Your objective:
Find every line in the records below that contains the word "следующей", and copy each such line.

Dataset items
▼

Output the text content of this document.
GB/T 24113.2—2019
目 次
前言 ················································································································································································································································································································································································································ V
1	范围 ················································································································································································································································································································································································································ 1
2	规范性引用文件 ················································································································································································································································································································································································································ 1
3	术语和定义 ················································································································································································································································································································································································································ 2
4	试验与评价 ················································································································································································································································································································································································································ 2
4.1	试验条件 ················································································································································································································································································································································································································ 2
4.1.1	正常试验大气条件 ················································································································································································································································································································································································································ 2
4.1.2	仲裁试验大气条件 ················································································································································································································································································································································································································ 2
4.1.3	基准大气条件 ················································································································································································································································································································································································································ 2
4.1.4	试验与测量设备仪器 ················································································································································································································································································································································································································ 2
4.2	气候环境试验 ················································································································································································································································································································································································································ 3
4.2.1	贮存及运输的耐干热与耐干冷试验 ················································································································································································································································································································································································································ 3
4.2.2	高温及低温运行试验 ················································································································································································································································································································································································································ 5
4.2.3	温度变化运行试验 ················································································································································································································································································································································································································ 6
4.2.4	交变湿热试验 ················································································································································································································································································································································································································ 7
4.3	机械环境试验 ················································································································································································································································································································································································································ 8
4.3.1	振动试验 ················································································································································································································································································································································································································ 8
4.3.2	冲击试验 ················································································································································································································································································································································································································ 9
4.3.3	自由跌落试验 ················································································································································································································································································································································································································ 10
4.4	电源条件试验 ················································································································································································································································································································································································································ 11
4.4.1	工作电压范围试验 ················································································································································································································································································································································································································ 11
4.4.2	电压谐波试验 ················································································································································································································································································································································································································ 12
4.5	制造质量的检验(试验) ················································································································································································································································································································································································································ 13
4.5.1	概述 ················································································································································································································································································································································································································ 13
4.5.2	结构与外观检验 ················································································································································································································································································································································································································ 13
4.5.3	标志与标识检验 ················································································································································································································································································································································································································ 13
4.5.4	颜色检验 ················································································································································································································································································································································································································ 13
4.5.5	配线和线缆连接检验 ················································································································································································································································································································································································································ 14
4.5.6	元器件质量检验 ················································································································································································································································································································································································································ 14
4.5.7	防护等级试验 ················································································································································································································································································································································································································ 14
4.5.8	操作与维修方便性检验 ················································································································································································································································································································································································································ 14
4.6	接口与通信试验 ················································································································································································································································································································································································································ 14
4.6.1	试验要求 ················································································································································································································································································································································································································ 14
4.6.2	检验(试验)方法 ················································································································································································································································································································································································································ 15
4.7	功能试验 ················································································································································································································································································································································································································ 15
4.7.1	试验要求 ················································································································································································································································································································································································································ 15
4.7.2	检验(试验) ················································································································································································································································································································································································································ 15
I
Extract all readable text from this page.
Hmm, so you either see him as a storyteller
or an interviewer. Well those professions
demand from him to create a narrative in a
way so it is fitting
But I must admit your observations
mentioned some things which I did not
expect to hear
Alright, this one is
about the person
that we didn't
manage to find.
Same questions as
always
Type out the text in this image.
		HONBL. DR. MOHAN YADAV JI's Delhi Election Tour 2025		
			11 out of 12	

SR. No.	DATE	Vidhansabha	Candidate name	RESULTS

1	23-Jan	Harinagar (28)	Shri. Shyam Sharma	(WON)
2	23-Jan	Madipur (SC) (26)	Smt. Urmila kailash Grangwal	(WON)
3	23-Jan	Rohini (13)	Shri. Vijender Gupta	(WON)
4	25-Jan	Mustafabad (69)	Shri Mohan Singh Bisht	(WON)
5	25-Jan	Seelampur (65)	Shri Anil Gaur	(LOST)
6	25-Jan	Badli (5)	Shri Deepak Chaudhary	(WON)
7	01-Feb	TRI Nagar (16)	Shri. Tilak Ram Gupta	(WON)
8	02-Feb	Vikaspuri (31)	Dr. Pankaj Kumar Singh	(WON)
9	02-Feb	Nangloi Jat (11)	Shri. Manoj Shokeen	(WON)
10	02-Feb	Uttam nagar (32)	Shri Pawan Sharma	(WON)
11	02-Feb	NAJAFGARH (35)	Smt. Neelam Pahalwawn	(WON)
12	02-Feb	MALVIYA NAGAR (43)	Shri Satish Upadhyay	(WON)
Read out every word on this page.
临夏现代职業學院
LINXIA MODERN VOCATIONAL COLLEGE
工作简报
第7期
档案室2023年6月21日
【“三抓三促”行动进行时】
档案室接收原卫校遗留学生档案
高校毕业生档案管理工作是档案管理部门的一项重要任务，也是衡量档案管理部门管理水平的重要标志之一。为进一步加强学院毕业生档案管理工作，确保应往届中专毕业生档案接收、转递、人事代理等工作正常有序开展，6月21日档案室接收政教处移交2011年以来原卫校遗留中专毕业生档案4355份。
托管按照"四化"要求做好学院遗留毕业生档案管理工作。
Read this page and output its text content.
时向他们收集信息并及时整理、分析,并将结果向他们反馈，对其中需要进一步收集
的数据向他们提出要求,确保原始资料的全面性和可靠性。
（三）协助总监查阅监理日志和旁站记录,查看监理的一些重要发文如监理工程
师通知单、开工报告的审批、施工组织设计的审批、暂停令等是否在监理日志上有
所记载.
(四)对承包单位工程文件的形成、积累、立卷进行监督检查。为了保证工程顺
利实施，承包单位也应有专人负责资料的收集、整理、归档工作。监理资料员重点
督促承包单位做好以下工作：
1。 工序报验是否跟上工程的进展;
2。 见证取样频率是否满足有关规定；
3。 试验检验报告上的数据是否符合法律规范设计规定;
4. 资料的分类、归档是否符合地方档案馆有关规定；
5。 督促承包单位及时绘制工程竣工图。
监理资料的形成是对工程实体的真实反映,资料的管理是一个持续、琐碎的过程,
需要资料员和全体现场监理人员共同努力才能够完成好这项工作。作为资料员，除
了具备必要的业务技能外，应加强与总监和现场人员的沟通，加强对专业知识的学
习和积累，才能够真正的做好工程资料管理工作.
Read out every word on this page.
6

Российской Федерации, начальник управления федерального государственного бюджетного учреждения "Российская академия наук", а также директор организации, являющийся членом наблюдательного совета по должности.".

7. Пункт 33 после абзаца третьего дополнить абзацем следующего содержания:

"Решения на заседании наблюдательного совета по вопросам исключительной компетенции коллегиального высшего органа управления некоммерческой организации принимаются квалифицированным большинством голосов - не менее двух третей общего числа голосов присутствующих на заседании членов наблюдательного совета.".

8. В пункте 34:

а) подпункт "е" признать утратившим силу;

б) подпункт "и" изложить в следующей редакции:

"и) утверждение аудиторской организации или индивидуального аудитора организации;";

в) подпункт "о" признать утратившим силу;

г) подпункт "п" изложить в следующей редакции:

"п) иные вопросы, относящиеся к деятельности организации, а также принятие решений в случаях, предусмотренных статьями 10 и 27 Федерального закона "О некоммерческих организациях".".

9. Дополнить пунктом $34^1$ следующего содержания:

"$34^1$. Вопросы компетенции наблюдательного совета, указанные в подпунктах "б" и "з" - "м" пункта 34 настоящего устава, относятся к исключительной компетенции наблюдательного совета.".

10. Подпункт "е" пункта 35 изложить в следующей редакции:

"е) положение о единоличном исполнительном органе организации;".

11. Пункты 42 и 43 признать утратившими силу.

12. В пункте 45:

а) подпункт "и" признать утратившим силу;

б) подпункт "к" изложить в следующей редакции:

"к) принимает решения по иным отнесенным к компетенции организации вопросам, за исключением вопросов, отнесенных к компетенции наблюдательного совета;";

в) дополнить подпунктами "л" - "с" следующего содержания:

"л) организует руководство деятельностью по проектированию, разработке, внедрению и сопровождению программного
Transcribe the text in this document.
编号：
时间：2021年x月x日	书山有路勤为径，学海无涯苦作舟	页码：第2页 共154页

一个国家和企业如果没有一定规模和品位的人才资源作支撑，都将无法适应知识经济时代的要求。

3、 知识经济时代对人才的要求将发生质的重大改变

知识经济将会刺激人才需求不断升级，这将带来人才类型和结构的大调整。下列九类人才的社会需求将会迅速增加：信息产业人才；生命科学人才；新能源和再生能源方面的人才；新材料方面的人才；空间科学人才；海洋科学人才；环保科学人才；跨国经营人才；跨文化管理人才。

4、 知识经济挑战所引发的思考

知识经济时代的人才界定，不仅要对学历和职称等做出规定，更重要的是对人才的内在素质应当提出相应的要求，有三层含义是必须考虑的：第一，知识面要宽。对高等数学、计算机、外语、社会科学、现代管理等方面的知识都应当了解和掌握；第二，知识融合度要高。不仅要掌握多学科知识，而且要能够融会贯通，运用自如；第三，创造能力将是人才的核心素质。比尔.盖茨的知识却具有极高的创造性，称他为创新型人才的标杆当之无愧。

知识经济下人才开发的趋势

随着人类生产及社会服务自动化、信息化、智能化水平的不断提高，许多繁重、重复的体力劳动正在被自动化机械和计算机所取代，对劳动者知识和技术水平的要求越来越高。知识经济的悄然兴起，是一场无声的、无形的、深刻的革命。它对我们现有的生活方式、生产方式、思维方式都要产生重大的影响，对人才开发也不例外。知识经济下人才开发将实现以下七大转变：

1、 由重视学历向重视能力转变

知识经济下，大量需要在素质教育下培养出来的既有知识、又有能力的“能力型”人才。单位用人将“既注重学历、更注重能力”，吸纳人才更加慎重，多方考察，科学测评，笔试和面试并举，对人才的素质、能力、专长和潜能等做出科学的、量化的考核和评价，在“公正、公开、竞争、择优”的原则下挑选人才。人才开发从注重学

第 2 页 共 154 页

▲

Exercise response:
б) подпункт "и" изложить в следующей редакции:
г) подпункт "п" изложить в следующей редакции:
10. Подпункт "е" пункта 35 изложить в следующей редакции:
б) подпункт "к" изложить в следующей редакции:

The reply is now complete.